--- The problem ---
Leave out the pictures and repeat the data exactly.

(Stored data)
start
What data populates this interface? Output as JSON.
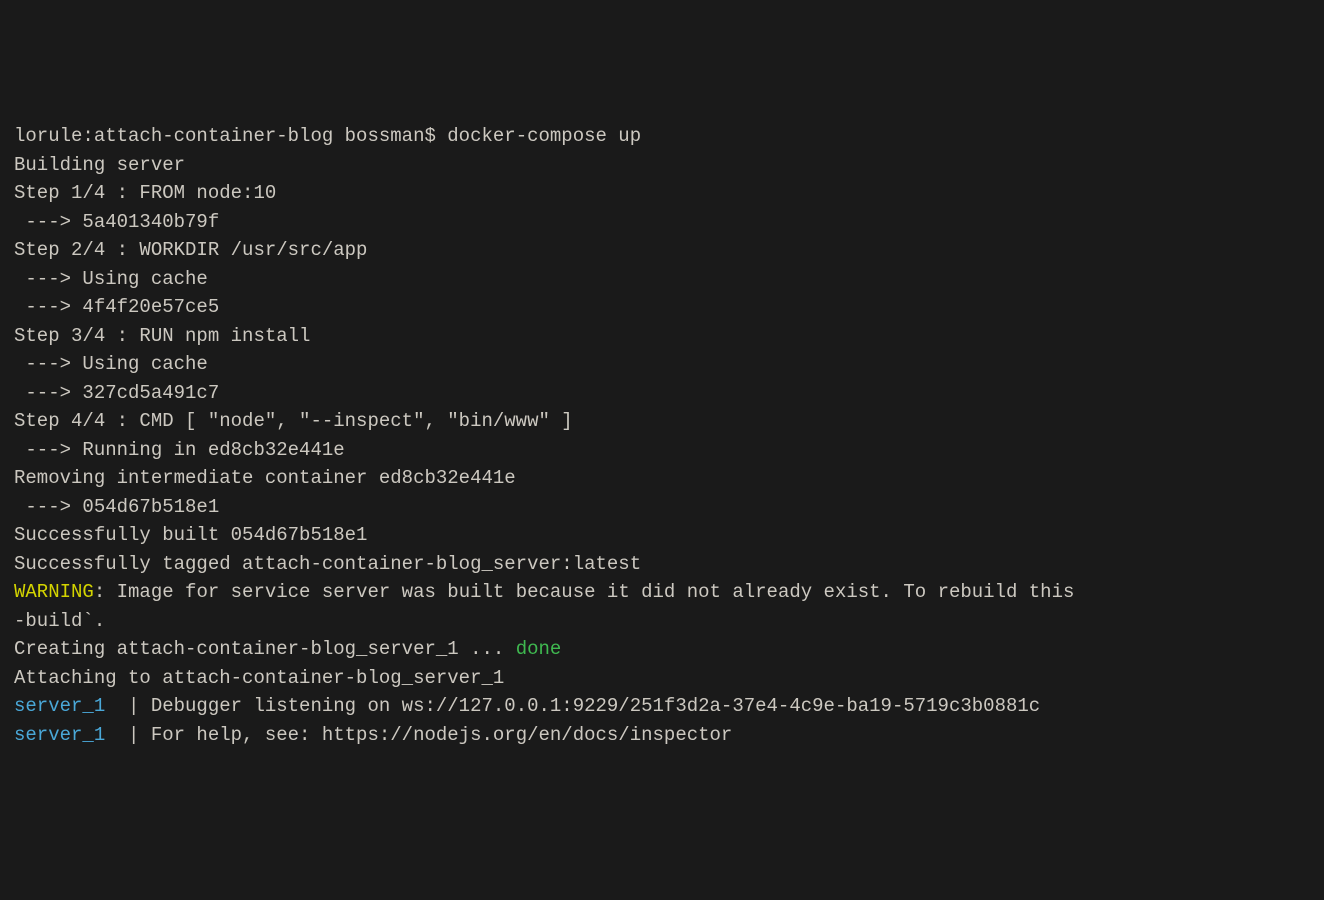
{
  "prompt": {
    "host_path": "lorule:attach-container-blog bossman$ ",
    "command": "docker-compose up"
  },
  "lines": {
    "building": "Building server",
    "step1": "Step 1/4 : FROM node:10",
    "step1_hash": " ---> 5a401340b79f",
    "step2": "Step 2/4 : WORKDIR /usr/src/app",
    "step2_cache": " ---> Using cache",
    "step2_hash": " ---> 4f4f20e57ce5",
    "step3": "Step 3/4 : RUN npm install",
    "step3_cache": " ---> Using cache",
    "step3_hash": " ---> 327cd5a491c7",
    "step4": "Step 4/4 : CMD [ \"node\", \"--inspect\", \"bin/www\" ]",
    "step4_running": " ---> Running in ed8cb32e441e",
    "removing": "Removing intermediate container ed8cb32e441e",
    "step4_hash": " ---> 054d67b518e1",
    "blank": "",
    "success_built": "Successfully built 054d67b518e1",
    "success_tagged": "Successfully tagged attach-container-blog_server:latest",
    "warning_label": "WARNING",
    "warning_rest": ": Image for service server was built because it did not already exist. To rebuild this ",
    "warning_line2": "-build`.",
    "creating_pre": "Creating attach-container-blog_server_1 ... ",
    "creating_done": "done",
    "attaching": "Attaching to attach-container-blog_server_1",
    "server_prefix": "server_1",
    "server_pipe": "  | ",
    "server1_msg": "Debugger listening on ws://127.0.0.1:9229/251f3d2a-37e4-4c9e-ba19-5719c3b0881c",
    "server2_msg": "For help, see: https://nodejs.org/en/docs/inspector"
  }
}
end
--- Exercise response ---
What data populates this interface? Output as JSON.
{
  "prompt": {
    "host_path": "lorule:attach-container-blog bossman$ ",
    "command": "docker-compose up"
  },
  "lines": {
    "building": "Building server",
    "step1": "Step 1/4 : FROM node:10",
    "step1_hash": " ---> 5a401340b79f",
    "step2": "Step 2/4 : WORKDIR /usr/src/app",
    "step2_cache": " ---> Using cache",
    "step2_hash": " ---> 4f4f20e57ce5",
    "step3": "Step 3/4 : RUN npm install",
    "step3_cache": " ---> Using cache",
    "step3_hash": " ---> 327cd5a491c7",
    "step4": "Step 4/4 : CMD [ \"node\", \"--inspect\", \"bin/www\" ]",
    "step4_running": " ---> Running in ed8cb32e441e",
    "removing": "Removing intermediate container ed8cb32e441e",
    "step4_hash": " ---> 054d67b518e1",
    "blank": "",
    "success_built": "Successfully built 054d67b518e1",
    "success_tagged": "Successfully tagged attach-container-blog_server:latest",
    "warning_label": "WARNING",
    "warning_rest": ": Image for service server was built because it did not already exist. To rebuild this ",
    "warning_line2": "-build`.",
    "creating_pre": "Creating attach-container-blog_server_1 ... ",
    "creating_done": "done",
    "attaching": "Attaching to attach-container-blog_server_1",
    "server_prefix": "server_1",
    "server_pipe": "  | ",
    "server1_msg": "Debugger listening on ws://127.0.0.1:9229/251f3d2a-37e4-4c9e-ba19-5719c3b0881c",
    "server2_msg": "For help, see: https://nodejs.org/en/docs/inspector"
  }
}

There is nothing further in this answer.